Exercise goal => Transcribe every line exactly and omit anything that is a picture.

Recorded data
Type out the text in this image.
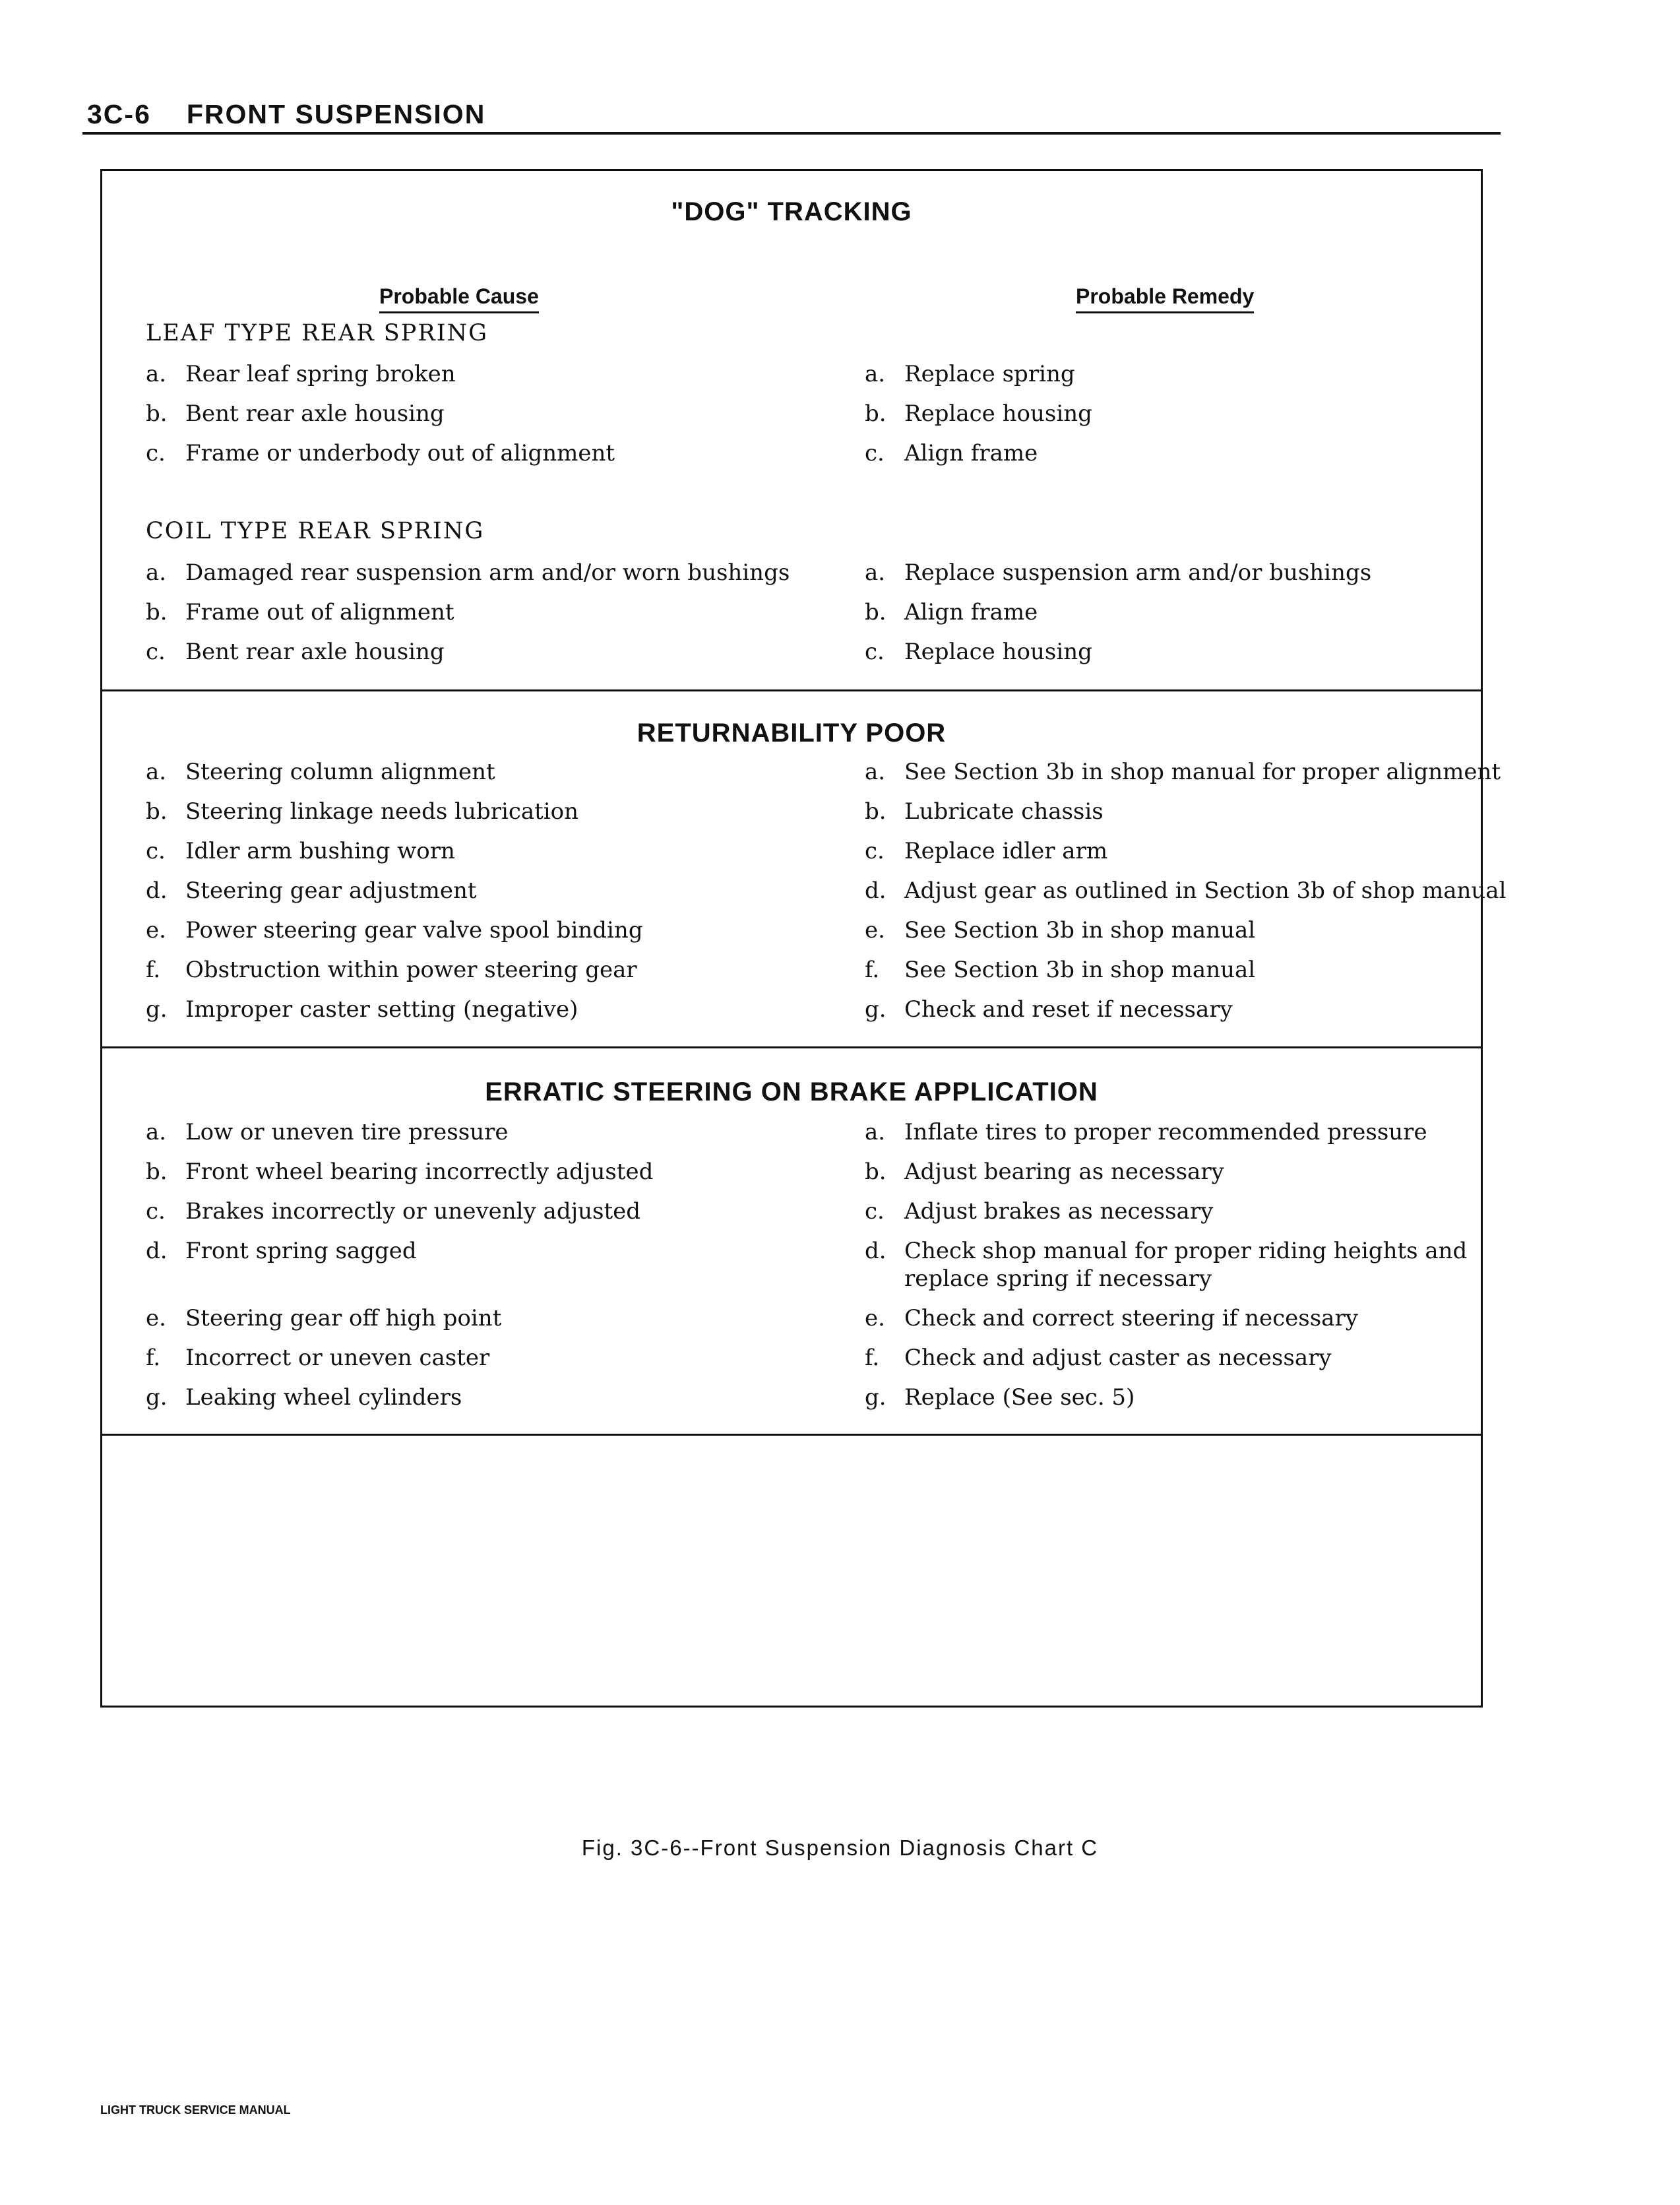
3C-6 FRONT SUSPENSION
"DOG" TRACKING
Probable Cause	Probable Remedy
LEAF TYPE REAR SPRING
a. Rear leaf spring broken	a. Replace spring
b. Bent rear axle housing	b. Replace housing
c. Frame or underbody out of alignment	c. Align frame
COIL TYPE REAR SPRING
a. Damaged rear suspension arm and/or worn bushings	a. Replace suspension arm and/or bushings
b. Frame out of alignment	b. Align frame
c. Bent rear axle housing	c. Replace housing
RETURNABILITY POOR
a. Steering column alignment	a. See Section 3b in shop manual for proper alignment
b. Steering linkage needs lubrication	b. Lubricate chassis
c. Idler arm bushing worn	c. Replace idler arm
d. Steering gear adjustment	d. Adjust gear as outlined in Section 3b of shop manual
e. Power steering gear valve spool binding	e. See Section 3b in shop manual
f. Obstruction within power steering gear	f. See Section 3b in shop manual
g. Improper caster setting (negative)	g. Check and reset if necessary
ERRATIC STEERING ON BRAKE APPLICATION
a. Low or uneven tire pressure	a. Inflate tires to proper recommended pressure
b. Front wheel bearing incorrectly adjusted	b. Adjust bearing as necessary
c. Brakes incorrectly or unevenly adjusted	c. Adjust brakes as necessary
d. Front spring sagged	d. Check shop manual for proper riding heights and
replace spring if necessary
e. Steering gear off high point	e. Check and correct steering if necessary
f. Incorrect or uneven caster	f. Check and adjust caster as necessary
g. Leaking wheel cylinders	g. Replace (See sec. 5)
Fig. 3C-6--Front Suspension Diagnosis Chart C
LIGHT TRUCK SERVICE MANUAL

The answer =>
Type out the text in this image.
3C-6 FRONT SUSPENSION
"DOG" TRACKING
Probable Cause	Probable Remedy
LEAF TYPE REAR SPRING
a. Rear leaf spring broken	a. Replace spring
b. Bent rear axle housing	b. Replace housing
c. Frame or underbody out of alignment	c. Align frame
COIL TYPE REAR SPRING
a. Damaged rear suspension arm and/or worn bushings	a. Replace suspension arm and/or bushings
b. Frame out of alignment	b. Align frame
c. Bent rear axle housing	c. Replace housing
RETURNABILITY POOR
a. Steering column alignment	a. See Section 3b in shop manual for proper alignment
b. Steering linkage needs lubrication	b. Lubricate chassis
c. Idler arm bushing worn	c. Replace idler arm
d. Steering gear adjustment	d. Adjust gear as outlined in Section 3b of shop manual
e. Power steering gear valve spool binding	e. See Section 3b in shop manual
f. Obstruction within power steering gear	f. See Section 3b in shop manual
g. Improper caster setting (negative)	g. Check and reset if necessary
ERRATIC STEERING ON BRAKE APPLICATION
a. Low or uneven tire pressure	a. Inflate tires to proper recommended pressure
b. Front wheel bearing incorrectly adjusted	b. Adjust bearing as necessary
c. Brakes incorrectly or unevenly adjusted	c. Adjust brakes as necessary
d. Front spring sagged	d. Check shop manual for proper riding heights and
replace spring if necessary
e. Steering gear off high point	e. Check and correct steering if necessary
f. Incorrect or uneven caster	f. Check and adjust caster as necessary
g. Leaking wheel cylinders	g. Replace (See sec. 5)
Fig. 3C-6--Front Suspension Diagnosis Chart C
LIGHT TRUCK SERVICE MANUAL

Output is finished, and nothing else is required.